━━━━━ SOURCE RECORDS ━━━━━

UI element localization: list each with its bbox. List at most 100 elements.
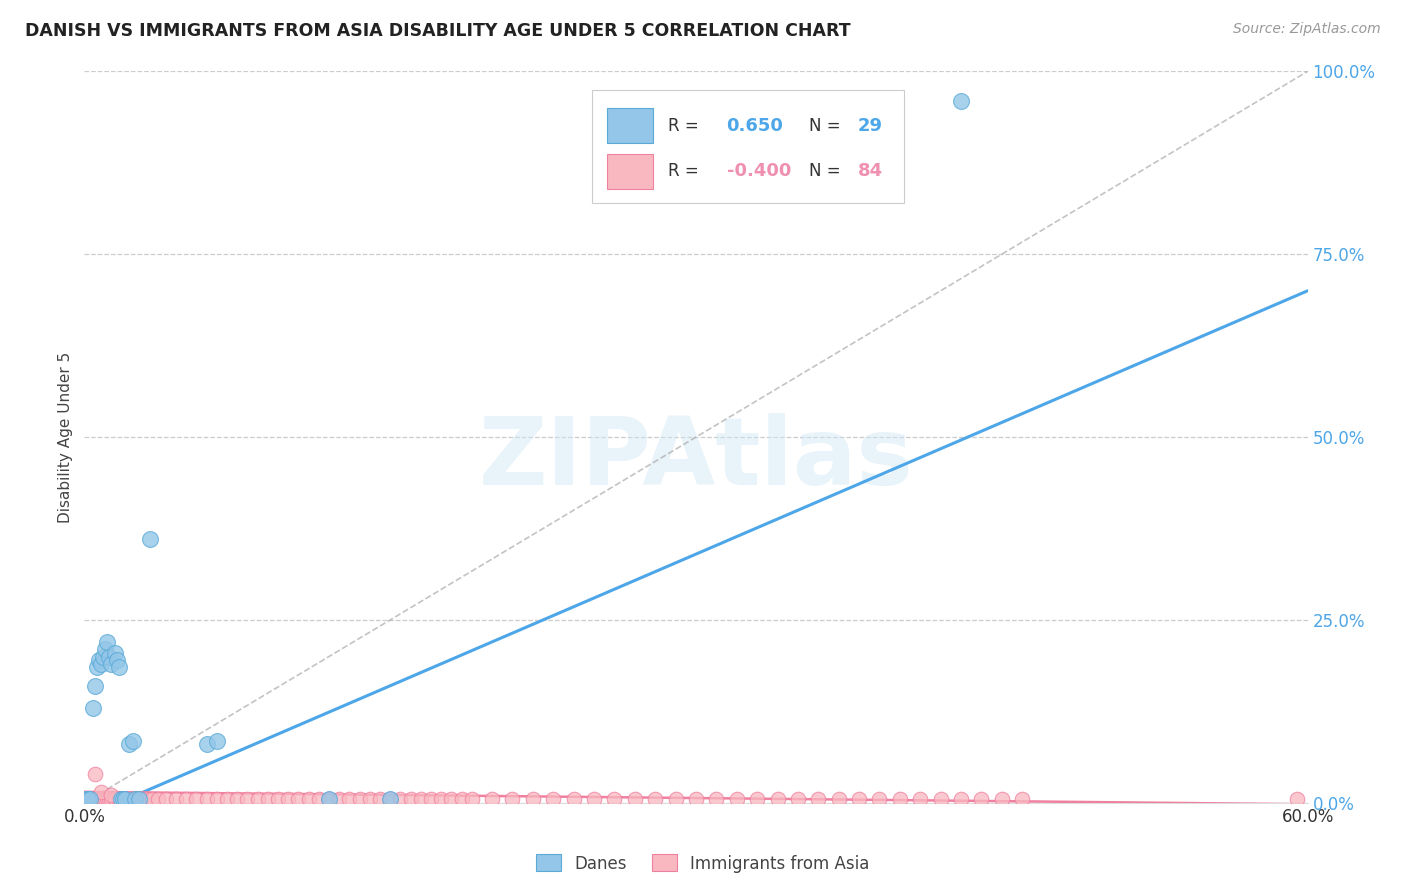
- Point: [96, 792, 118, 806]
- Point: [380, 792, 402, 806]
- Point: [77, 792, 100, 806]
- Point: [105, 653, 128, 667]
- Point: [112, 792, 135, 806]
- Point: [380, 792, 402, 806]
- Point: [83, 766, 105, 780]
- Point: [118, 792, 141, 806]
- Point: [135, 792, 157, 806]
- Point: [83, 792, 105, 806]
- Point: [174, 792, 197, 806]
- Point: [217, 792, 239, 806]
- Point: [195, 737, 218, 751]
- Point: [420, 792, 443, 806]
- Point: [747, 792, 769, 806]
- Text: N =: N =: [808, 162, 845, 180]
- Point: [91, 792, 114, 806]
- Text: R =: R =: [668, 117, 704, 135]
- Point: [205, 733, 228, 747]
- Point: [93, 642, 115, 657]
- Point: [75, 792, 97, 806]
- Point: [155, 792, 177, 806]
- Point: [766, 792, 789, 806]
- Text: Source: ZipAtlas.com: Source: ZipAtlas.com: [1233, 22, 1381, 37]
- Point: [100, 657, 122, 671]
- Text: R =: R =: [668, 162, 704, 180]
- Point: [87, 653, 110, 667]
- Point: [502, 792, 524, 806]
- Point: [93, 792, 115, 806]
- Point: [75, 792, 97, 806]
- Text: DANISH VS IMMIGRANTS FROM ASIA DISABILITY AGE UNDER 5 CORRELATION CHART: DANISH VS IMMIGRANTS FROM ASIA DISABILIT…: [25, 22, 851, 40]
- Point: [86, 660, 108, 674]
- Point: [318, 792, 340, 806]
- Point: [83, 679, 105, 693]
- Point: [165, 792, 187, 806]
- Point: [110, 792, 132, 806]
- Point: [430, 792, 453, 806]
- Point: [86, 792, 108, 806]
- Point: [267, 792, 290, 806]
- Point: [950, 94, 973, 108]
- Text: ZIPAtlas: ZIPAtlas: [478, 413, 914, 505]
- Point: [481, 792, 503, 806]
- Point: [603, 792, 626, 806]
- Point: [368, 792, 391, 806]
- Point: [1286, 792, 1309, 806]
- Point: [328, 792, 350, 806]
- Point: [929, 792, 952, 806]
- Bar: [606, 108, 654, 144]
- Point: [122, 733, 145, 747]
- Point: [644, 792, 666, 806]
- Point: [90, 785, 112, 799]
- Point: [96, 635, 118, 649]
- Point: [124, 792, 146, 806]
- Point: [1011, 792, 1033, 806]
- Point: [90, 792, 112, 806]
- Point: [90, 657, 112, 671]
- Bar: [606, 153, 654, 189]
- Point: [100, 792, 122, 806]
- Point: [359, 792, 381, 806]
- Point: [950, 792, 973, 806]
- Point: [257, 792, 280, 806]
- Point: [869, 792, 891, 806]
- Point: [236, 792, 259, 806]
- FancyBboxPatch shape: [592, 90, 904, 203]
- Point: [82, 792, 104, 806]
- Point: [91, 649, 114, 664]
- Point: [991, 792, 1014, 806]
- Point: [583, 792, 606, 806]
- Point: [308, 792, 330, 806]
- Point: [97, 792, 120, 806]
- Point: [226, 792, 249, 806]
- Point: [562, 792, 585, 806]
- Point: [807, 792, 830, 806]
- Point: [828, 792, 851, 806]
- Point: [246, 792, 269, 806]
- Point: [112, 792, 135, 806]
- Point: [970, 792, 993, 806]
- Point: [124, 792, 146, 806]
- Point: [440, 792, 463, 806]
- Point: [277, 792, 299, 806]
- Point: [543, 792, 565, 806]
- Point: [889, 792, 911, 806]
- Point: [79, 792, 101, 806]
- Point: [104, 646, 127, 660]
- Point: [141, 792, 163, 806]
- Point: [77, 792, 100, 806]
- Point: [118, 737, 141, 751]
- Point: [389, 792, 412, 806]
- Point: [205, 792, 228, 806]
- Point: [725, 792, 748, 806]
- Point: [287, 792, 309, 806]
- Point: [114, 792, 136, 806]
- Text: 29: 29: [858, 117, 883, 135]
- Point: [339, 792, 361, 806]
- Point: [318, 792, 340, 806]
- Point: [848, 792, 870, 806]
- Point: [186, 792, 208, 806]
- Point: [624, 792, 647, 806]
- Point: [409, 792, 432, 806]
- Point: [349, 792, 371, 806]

━━━━━
━━━━━ SOURCE RECORDS ━━━━━

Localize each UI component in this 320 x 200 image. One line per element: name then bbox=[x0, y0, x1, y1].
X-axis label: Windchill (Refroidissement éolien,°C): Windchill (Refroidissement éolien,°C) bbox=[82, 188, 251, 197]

━━━━━

Count the lines in the records that contain the word "each". Reply with the number only.

### WRITTEN SOLUTION
2